--- Start ---

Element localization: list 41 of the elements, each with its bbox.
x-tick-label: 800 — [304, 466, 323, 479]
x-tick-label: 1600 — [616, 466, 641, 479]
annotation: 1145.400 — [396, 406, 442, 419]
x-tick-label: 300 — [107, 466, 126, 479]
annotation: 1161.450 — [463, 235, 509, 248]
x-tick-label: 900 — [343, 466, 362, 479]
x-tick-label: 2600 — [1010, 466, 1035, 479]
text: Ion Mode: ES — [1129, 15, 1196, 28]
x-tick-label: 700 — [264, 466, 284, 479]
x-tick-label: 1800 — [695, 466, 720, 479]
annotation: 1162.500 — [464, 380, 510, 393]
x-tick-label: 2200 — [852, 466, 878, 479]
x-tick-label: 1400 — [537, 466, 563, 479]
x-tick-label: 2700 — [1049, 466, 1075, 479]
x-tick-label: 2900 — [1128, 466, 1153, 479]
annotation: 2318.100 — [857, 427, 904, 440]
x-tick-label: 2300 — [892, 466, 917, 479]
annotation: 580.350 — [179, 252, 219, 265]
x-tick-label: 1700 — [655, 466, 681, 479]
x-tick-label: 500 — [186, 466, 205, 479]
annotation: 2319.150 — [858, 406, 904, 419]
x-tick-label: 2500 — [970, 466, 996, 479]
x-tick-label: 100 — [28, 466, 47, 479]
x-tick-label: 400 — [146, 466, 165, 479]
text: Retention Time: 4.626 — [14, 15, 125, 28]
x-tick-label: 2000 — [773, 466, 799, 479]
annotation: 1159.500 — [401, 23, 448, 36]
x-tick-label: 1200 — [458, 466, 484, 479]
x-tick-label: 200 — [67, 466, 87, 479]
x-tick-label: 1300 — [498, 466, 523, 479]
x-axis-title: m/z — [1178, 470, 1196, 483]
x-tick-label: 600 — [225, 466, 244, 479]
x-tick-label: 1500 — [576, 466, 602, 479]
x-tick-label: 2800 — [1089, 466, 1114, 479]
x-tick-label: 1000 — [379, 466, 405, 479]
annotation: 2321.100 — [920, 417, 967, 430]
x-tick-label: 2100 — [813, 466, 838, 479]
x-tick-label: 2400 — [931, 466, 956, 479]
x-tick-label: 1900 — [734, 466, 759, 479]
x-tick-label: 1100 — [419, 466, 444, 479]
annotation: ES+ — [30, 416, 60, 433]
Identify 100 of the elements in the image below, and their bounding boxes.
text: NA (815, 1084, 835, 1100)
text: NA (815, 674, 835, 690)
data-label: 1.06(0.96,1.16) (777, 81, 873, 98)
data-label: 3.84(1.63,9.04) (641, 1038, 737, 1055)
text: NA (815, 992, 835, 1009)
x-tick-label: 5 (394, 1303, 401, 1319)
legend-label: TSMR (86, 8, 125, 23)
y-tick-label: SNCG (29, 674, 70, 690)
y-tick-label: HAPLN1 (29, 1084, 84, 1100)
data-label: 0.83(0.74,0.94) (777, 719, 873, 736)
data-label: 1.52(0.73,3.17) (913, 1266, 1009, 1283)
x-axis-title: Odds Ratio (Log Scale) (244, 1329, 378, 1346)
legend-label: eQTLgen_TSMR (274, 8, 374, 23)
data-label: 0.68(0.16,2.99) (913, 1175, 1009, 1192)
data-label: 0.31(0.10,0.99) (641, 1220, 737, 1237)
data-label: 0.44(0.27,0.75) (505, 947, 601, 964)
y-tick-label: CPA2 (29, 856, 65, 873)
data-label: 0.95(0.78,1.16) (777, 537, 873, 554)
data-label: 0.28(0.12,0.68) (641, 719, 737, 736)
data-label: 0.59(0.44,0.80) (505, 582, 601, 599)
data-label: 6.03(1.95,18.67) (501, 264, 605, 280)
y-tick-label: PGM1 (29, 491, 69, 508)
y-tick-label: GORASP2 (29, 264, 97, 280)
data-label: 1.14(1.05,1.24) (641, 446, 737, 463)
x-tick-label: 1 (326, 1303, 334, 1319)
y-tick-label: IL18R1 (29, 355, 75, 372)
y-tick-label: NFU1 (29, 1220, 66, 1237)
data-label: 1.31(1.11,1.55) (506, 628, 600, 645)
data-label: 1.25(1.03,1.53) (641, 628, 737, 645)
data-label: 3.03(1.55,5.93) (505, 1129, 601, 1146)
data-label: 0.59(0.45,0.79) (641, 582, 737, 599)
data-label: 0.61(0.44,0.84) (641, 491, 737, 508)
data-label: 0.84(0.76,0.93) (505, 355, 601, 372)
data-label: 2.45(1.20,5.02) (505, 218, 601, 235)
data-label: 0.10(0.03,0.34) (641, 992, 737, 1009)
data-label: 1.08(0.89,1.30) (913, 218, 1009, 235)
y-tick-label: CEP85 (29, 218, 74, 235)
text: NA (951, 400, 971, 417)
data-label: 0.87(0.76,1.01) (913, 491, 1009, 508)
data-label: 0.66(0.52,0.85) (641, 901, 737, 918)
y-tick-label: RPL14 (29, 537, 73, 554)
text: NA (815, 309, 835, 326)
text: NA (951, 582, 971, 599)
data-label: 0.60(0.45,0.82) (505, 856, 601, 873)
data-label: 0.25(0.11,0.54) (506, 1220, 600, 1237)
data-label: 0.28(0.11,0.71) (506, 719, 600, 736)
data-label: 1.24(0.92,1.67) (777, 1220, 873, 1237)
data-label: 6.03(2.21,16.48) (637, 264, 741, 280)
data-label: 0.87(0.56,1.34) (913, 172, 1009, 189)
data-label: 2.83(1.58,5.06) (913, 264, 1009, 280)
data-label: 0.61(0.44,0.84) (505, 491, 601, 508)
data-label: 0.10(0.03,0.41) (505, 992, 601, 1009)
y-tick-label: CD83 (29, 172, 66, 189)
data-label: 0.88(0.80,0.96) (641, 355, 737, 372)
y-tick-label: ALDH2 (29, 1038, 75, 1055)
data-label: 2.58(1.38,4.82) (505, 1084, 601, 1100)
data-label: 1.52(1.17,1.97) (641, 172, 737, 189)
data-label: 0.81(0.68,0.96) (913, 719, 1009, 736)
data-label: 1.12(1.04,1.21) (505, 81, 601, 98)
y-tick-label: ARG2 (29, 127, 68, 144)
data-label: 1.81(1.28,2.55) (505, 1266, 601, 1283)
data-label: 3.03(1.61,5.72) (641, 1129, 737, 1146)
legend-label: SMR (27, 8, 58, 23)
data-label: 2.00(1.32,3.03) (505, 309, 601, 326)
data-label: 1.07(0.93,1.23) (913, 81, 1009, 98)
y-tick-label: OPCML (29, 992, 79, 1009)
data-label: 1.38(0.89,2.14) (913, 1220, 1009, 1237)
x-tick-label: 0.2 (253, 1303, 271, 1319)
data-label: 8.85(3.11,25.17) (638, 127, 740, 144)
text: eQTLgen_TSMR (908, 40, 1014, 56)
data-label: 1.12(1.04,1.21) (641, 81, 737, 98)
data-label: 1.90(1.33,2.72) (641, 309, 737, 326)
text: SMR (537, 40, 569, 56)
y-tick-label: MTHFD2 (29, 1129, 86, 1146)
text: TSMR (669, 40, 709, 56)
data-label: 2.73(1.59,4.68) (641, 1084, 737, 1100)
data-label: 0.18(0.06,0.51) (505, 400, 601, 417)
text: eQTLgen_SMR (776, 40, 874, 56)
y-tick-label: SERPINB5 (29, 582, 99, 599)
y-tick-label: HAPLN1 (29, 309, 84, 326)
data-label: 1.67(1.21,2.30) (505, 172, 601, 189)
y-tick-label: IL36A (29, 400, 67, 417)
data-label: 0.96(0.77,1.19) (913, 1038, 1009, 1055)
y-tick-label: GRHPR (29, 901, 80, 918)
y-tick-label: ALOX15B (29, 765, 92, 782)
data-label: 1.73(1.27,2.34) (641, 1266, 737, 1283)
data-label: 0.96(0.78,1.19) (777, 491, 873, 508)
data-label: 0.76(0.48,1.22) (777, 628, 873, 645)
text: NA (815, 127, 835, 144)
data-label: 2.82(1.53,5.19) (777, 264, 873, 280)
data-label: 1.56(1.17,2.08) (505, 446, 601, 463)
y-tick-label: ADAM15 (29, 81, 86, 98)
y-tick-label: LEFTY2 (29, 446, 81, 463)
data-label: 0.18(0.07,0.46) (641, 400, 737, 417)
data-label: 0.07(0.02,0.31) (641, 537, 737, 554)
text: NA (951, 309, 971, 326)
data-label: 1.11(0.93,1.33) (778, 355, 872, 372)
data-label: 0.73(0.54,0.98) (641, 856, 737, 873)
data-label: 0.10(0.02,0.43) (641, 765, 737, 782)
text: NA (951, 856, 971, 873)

--- End ---

Copy out everything from the start of the entries down to the line containing "x-tick-label: 1500 — [576, 466, 602, 479]", with both of those lines included.

Element localization: list 41 of the elements, each with its bbox.
x-tick-label: 800 — [304, 466, 323, 479]
x-tick-label: 1600 — [616, 466, 641, 479]
annotation: 1145.400 — [396, 406, 442, 419]
x-tick-label: 300 — [107, 466, 126, 479]
annotation: 1161.450 — [463, 235, 509, 248]
x-tick-label: 900 — [343, 466, 362, 479]
x-tick-label: 2600 — [1010, 466, 1035, 479]
text: Ion Mode: ES — [1129, 15, 1196, 28]
x-tick-label: 700 — [264, 466, 284, 479]
x-tick-label: 1800 — [695, 466, 720, 479]
annotation: 1162.500 — [464, 380, 510, 393]
x-tick-label: 2200 — [852, 466, 878, 479]
x-tick-label: 1400 — [537, 466, 563, 479]
x-tick-label: 2700 — [1049, 466, 1075, 479]
x-tick-label: 2900 — [1128, 466, 1153, 479]
annotation: 2318.100 — [857, 427, 904, 440]
x-tick-label: 2300 — [892, 466, 917, 479]
annotation: 580.350 — [179, 252, 219, 265]
x-tick-label: 1700 — [655, 466, 681, 479]
x-tick-label: 500 — [186, 466, 205, 479]
annotation: 2319.150 — [858, 406, 904, 419]
x-tick-label: 2500 — [970, 466, 996, 479]
x-tick-label: 100 — [28, 466, 47, 479]
x-tick-label: 400 — [146, 466, 165, 479]
text: Retention Time: 4.626 — [14, 15, 125, 28]
x-tick-label: 2000 — [773, 466, 799, 479]
annotation: 1159.500 — [401, 23, 448, 36]
x-tick-label: 1200 — [458, 466, 484, 479]
x-tick-label: 200 — [67, 466, 87, 479]
x-tick-label: 1300 — [498, 466, 523, 479]
x-axis-title: m/z — [1178, 470, 1196, 483]
x-tick-label: 600 — [225, 466, 244, 479]
x-tick-label: 1500 — [576, 466, 602, 479]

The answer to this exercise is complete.